[START OF Data shown]

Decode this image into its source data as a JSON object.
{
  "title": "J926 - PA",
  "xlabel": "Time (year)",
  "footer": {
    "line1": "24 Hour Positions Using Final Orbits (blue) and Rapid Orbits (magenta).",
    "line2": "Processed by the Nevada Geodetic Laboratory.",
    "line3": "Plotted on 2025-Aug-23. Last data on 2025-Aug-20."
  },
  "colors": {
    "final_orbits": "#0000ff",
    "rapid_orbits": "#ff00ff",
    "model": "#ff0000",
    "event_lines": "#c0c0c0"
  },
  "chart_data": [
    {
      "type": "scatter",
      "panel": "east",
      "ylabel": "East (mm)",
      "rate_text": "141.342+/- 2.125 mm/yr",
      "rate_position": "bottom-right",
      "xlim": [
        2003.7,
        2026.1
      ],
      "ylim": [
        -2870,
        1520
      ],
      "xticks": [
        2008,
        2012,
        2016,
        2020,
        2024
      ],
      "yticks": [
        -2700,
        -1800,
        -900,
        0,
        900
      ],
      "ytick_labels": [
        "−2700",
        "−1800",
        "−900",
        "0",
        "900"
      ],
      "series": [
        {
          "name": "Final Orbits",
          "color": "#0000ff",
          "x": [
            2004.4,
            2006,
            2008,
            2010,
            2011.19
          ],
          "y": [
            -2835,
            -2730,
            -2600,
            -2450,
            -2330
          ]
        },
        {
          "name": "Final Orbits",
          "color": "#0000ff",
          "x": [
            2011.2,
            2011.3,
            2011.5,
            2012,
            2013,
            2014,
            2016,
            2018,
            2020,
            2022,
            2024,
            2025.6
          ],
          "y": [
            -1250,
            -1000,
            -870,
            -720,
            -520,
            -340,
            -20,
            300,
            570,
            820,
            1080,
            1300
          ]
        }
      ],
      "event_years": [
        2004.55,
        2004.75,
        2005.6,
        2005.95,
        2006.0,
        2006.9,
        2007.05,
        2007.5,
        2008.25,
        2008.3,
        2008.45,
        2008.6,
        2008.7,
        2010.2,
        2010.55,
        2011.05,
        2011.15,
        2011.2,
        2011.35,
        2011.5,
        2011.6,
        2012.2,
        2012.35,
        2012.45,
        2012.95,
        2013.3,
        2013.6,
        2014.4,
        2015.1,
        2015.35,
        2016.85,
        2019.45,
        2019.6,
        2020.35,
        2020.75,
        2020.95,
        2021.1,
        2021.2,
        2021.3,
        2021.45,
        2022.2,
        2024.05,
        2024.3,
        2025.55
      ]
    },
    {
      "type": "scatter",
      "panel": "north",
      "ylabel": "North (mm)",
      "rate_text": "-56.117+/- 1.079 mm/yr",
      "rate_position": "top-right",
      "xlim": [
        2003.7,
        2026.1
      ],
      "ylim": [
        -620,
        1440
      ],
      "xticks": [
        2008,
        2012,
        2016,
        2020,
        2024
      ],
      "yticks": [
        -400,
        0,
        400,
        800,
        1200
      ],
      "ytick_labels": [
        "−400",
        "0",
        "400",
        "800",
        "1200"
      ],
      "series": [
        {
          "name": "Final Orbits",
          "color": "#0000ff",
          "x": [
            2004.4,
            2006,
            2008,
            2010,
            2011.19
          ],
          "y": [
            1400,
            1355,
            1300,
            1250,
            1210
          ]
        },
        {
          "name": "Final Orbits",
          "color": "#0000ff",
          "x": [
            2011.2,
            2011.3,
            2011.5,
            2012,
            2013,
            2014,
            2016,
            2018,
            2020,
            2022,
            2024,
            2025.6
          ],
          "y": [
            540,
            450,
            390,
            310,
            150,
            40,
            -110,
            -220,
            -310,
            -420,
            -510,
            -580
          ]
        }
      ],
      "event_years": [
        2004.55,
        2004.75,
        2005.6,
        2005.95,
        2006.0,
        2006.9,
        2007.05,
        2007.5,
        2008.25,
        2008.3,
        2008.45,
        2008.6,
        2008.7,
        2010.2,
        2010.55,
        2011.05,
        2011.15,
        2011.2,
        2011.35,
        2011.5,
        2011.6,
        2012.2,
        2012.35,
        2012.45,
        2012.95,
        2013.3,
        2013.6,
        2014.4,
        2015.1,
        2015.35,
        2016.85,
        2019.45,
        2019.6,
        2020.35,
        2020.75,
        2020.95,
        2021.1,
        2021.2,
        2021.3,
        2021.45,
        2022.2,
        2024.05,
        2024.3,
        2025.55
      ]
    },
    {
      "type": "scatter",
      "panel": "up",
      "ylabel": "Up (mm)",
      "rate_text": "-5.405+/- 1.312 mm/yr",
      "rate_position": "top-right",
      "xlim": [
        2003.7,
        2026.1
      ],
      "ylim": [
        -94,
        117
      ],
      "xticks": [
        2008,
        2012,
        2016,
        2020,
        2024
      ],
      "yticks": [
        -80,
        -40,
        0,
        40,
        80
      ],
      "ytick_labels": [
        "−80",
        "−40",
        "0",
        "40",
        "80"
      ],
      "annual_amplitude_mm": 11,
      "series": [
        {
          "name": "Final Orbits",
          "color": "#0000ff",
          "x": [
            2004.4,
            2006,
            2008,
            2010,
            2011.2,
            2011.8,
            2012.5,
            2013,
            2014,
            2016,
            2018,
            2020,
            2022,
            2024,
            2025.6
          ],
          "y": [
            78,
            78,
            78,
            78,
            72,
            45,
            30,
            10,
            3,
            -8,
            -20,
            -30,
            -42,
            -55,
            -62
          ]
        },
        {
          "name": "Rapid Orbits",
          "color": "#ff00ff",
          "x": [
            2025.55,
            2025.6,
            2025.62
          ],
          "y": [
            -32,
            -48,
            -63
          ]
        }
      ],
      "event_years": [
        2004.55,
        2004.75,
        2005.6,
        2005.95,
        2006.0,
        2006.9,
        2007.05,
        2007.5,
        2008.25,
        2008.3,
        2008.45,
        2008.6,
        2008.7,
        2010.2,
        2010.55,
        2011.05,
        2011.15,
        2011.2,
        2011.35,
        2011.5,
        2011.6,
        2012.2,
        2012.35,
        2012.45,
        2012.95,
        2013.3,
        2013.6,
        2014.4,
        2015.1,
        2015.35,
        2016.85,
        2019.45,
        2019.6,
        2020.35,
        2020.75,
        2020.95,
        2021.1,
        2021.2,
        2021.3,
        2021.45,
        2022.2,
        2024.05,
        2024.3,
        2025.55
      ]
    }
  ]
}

[END OF Data shown]

» Exercise prompt:
Each of the records should be retyped exactly.

» Response:
Decode this image into its source data as a JSON object.
{
  "title": "J926 - PA",
  "xlabel": "Time (year)",
  "footer": {
    "line1": "24 Hour Positions Using Final Orbits (blue) and Rapid Orbits (magenta).",
    "line2": "Processed by the Nevada Geodetic Laboratory.",
    "line3": "Plotted on 2025-Aug-23. Last data on 2025-Aug-20."
  },
  "colors": {
    "final_orbits": "#0000ff",
    "rapid_orbits": "#ff00ff",
    "model": "#ff0000",
    "event_lines": "#c0c0c0"
  },
  "chart_data": [
    {
      "type": "scatter",
      "panel": "east",
      "ylabel": "East (mm)",
      "rate_text": "141.342+/- 2.125 mm/yr",
      "rate_position": "bottom-right",
      "xlim": [
        2003.7,
        2026.1
      ],
      "ylim": [
        -2870,
        1520
      ],
      "xticks": [
        2008,
        2012,
        2016,
        2020,
        2024
      ],
      "yticks": [
        -2700,
        -1800,
        -900,
        0,
        900
      ],
      "ytick_labels": [
        "−2700",
        "−1800",
        "−900",
        "0",
        "900"
      ],
      "series": [
        {
          "name": "Final Orbits",
          "color": "#0000ff",
          "x": [
            2004.4,
            2006,
            2008,
            2010,
            2011.19
          ],
          "y": [
            -2835,
            -2730,
            -2600,
            -2450,
            -2330
          ]
        },
        {
          "name": "Final Orbits",
          "color": "#0000ff",
          "x": [
            2011.2,
            2011.3,
            2011.5,
            2012,
            2013,
            2014,
            2016,
            2018,
            2020,
            2022,
            2024,
            2025.6
          ],
          "y": [
            -1250,
            -1000,
            -870,
            -720,
            -520,
            -340,
            -20,
            300,
            570,
            820,
            1080,
            1300
          ]
        }
      ],
      "event_years": [
        2004.55,
        2004.75,
        2005.6,
        2005.95,
        2006.0,
        2006.9,
        2007.05,
        2007.5,
        2008.25,
        2008.3,
        2008.45,
        2008.6,
        2008.7,
        2010.2,
        2010.55,
        2011.05,
        2011.15,
        2011.2,
        2011.35,
        2011.5,
        2011.6,
        2012.2,
        2012.35,
        2012.45,
        2012.95,
        2013.3,
        2013.6,
        2014.4,
        2015.1,
        2015.35,
        2016.85,
        2019.45,
        2019.6,
        2020.35,
        2020.75,
        2020.95,
        2021.1,
        2021.2,
        2021.3,
        2021.45,
        2022.2,
        2024.05,
        2024.3,
        2025.55
      ]
    },
    {
      "type": "scatter",
      "panel": "north",
      "ylabel": "North (mm)",
      "rate_text": "-56.117+/- 1.079 mm/yr",
      "rate_position": "top-right",
      "xlim": [
        2003.7,
        2026.1
      ],
      "ylim": [
        -620,
        1440
      ],
      "xticks": [
        2008,
        2012,
        2016,
        2020,
        2024
      ],
      "yticks": [
        -400,
        0,
        400,
        800,
        1200
      ],
      "ytick_labels": [
        "−400",
        "0",
        "400",
        "800",
        "1200"
      ],
      "series": [
        {
          "name": "Final Orbits",
          "color": "#0000ff",
          "x": [
            2004.4,
            2006,
            2008,
            2010,
            2011.19
          ],
          "y": [
            1400,
            1355,
            1300,
            1250,
            1210
          ]
        },
        {
          "name": "Final Orbits",
          "color": "#0000ff",
          "x": [
            2011.2,
            2011.3,
            2011.5,
            2012,
            2013,
            2014,
            2016,
            2018,
            2020,
            2022,
            2024,
            2025.6
          ],
          "y": [
            540,
            450,
            390,
            310,
            150,
            40,
            -110,
            -220,
            -310,
            -420,
            -510,
            -580
          ]
        }
      ],
      "event_years": [
        2004.55,
        2004.75,
        2005.6,
        2005.95,
        2006.0,
        2006.9,
        2007.05,
        2007.5,
        2008.25,
        2008.3,
        2008.45,
        2008.6,
        2008.7,
        2010.2,
        2010.55,
        2011.05,
        2011.15,
        2011.2,
        2011.35,
        2011.5,
        2011.6,
        2012.2,
        2012.35,
        2012.45,
        2012.95,
        2013.3,
        2013.6,
        2014.4,
        2015.1,
        2015.35,
        2016.85,
        2019.45,
        2019.6,
        2020.35,
        2020.75,
        2020.95,
        2021.1,
        2021.2,
        2021.3,
        2021.45,
        2022.2,
        2024.05,
        2024.3,
        2025.55
      ]
    },
    {
      "type": "scatter",
      "panel": "up",
      "ylabel": "Up (mm)",
      "rate_text": "-5.405+/- 1.312 mm/yr",
      "rate_position": "top-right",
      "xlim": [
        2003.7,
        2026.1
      ],
      "ylim": [
        -94,
        117
      ],
      "xticks": [
        2008,
        2012,
        2016,
        2020,
        2024
      ],
      "yticks": [
        -80,
        -40,
        0,
        40,
        80
      ],
      "ytick_labels": [
        "−80",
        "−40",
        "0",
        "40",
        "80"
      ],
      "annual_amplitude_mm": 11,
      "series": [
        {
          "name": "Final Orbits",
          "color": "#0000ff",
          "x": [
            2004.4,
            2006,
            2008,
            2010,
            2011.2,
            2011.8,
            2012.5,
            2013,
            2014,
            2016,
            2018,
            2020,
            2022,
            2024,
            2025.6
          ],
          "y": [
            78,
            78,
            78,
            78,
            72,
            45,
            30,
            10,
            3,
            -8,
            -20,
            -30,
            -42,
            -55,
            -62
          ]
        },
        {
          "name": "Rapid Orbits",
          "color": "#ff00ff",
          "x": [
            2025.55,
            2025.6,
            2025.62
          ],
          "y": [
            -32,
            -48,
            -63
          ]
        }
      ],
      "event_years": [
        2004.55,
        2004.75,
        2005.6,
        2005.95,
        2006.0,
        2006.9,
        2007.05,
        2007.5,
        2008.25,
        2008.3,
        2008.45,
        2008.6,
        2008.7,
        2010.2,
        2010.55,
        2011.05,
        2011.15,
        2011.2,
        2011.35,
        2011.5,
        2011.6,
        2012.2,
        2012.35,
        2012.45,
        2012.95,
        2013.3,
        2013.6,
        2014.4,
        2015.1,
        2015.35,
        2016.85,
        2019.45,
        2019.6,
        2020.35,
        2020.75,
        2020.95,
        2021.1,
        2021.2,
        2021.3,
        2021.45,
        2022.2,
        2024.05,
        2024.3,
        2025.55
      ]
    }
  ]
}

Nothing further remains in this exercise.